## START

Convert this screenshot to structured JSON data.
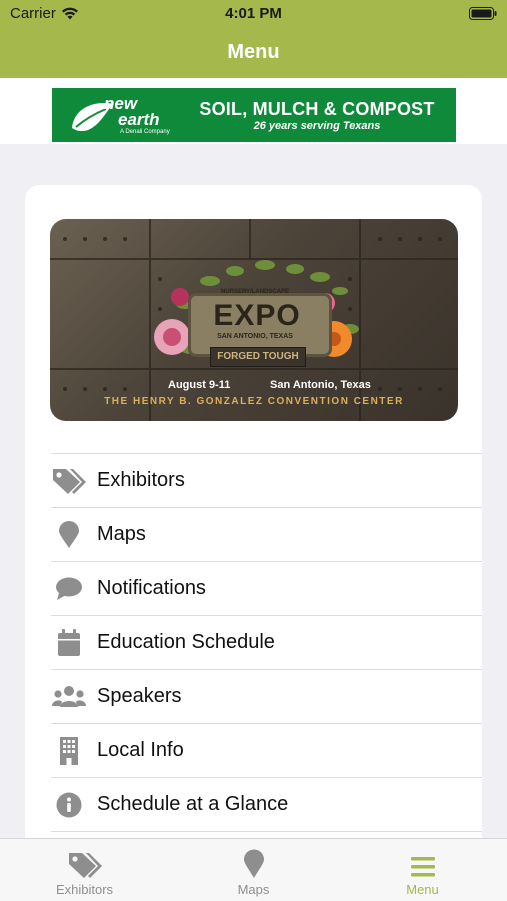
{
  "status_bar": {
    "carrier": "Carrier",
    "time": "4:01 PM"
  },
  "header": {
    "title": "Menu"
  },
  "ad": {
    "logo_new": "new",
    "logo_earth": "earth",
    "logo_sub": "A Denali Company",
    "headline": "SOIL, MULCH & COMPOST",
    "tagline": "26 years serving Texans",
    "bg_color": "#0e8a3a"
  },
  "banner": {
    "pre_title": "NURSERY/LANDSCAPE",
    "title": "EXPO",
    "location_small": "SAN ANTONIO, TEXAS",
    "subtitle": "FORGED TOUGH",
    "dates": "August 9-11",
    "city": "San Antonio, Texas",
    "venue": "THE HENRY B. GONZALEZ CONVENTION CENTER"
  },
  "menu": {
    "items": [
      {
        "label": "Exhibitors",
        "icon": "tags-icon"
      },
      {
        "label": "Maps",
        "icon": "map-pin-icon"
      },
      {
        "label": "Notifications",
        "icon": "chat-bubble-icon"
      },
      {
        "label": "Education Schedule",
        "icon": "calendar-icon"
      },
      {
        "label": "Speakers",
        "icon": "users-icon"
      },
      {
        "label": "Local Info",
        "icon": "building-icon"
      },
      {
        "label": "Schedule at a Glance",
        "icon": "info-icon"
      }
    ]
  },
  "tabs": [
    {
      "label": "Exhibitors",
      "icon": "tags-icon",
      "active": false
    },
    {
      "label": "Maps",
      "icon": "map-pin-icon",
      "active": false
    },
    {
      "label": "Menu",
      "icon": "hamburger-icon",
      "active": true
    }
  ],
  "colors": {
    "accent": "#a4b84b",
    "icon_gray": "#8e8e8e"
  }
}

## END

• **STATED GOAL**: Quote every record above exactly, omitting any pictures they contain.

• **FULL SOLUTION**:
Convert this screenshot to structured JSON data.
{
  "status_bar": {
    "carrier": "Carrier",
    "time": "4:01 PM"
  },
  "header": {
    "title": "Menu"
  },
  "ad": {
    "logo_new": "new",
    "logo_earth": "earth",
    "logo_sub": "A Denali Company",
    "headline": "SOIL, MULCH & COMPOST",
    "tagline": "26 years serving Texans",
    "bg_color": "#0e8a3a"
  },
  "banner": {
    "pre_title": "NURSERY/LANDSCAPE",
    "title": "EXPO",
    "location_small": "SAN ANTONIO, TEXAS",
    "subtitle": "FORGED TOUGH",
    "dates": "August 9-11",
    "city": "San Antonio, Texas",
    "venue": "THE HENRY B. GONZALEZ CONVENTION CENTER"
  },
  "menu": {
    "items": [
      {
        "label": "Exhibitors",
        "icon": "tags-icon"
      },
      {
        "label": "Maps",
        "icon": "map-pin-icon"
      },
      {
        "label": "Notifications",
        "icon": "chat-bubble-icon"
      },
      {
        "label": "Education Schedule",
        "icon": "calendar-icon"
      },
      {
        "label": "Speakers",
        "icon": "users-icon"
      },
      {
        "label": "Local Info",
        "icon": "building-icon"
      },
      {
        "label": "Schedule at a Glance",
        "icon": "info-icon"
      }
    ]
  },
  "tabs": [
    {
      "label": "Exhibitors",
      "icon": "tags-icon",
      "active": false
    },
    {
      "label": "Maps",
      "icon": "map-pin-icon",
      "active": false
    },
    {
      "label": "Menu",
      "icon": "hamburger-icon",
      "active": true
    }
  ],
  "colors": {
    "accent": "#a4b84b",
    "icon_gray": "#8e8e8e"
  }
}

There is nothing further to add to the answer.